-- START OF DATA EXTRACT --
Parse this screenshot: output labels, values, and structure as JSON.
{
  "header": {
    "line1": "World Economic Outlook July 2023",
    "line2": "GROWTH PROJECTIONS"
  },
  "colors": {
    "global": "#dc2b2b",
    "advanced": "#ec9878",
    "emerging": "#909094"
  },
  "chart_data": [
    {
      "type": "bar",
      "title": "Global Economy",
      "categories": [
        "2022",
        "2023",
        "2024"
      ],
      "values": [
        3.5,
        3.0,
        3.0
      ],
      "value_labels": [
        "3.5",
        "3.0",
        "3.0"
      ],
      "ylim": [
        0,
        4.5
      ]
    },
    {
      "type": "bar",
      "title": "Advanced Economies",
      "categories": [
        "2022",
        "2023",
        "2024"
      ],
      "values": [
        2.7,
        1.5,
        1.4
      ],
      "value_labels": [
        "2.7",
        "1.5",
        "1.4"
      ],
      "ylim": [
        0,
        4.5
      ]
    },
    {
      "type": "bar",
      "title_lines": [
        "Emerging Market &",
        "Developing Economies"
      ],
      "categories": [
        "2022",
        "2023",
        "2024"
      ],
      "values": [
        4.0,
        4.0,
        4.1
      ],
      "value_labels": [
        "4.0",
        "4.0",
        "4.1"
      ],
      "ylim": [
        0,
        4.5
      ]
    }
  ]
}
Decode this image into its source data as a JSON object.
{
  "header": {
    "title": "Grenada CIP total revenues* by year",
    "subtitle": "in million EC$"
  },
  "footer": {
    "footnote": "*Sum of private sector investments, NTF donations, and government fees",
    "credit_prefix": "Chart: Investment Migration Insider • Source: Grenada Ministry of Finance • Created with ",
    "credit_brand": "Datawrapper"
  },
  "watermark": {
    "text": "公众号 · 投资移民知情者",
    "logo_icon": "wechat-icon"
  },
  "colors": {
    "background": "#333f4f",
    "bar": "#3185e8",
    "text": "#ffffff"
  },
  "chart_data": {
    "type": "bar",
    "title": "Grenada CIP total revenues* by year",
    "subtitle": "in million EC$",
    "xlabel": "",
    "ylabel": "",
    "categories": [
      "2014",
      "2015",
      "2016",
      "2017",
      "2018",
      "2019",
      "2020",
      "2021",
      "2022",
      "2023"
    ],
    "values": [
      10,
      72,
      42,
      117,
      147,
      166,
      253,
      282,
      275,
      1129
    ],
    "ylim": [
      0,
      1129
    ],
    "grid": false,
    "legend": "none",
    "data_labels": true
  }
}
-- END OF DATA EXTRACT --
**WRITTEN TASK**
Report how many lines of the records above contain the word "subtitle", and give only that number.

**WRITTEN ANSWER**
2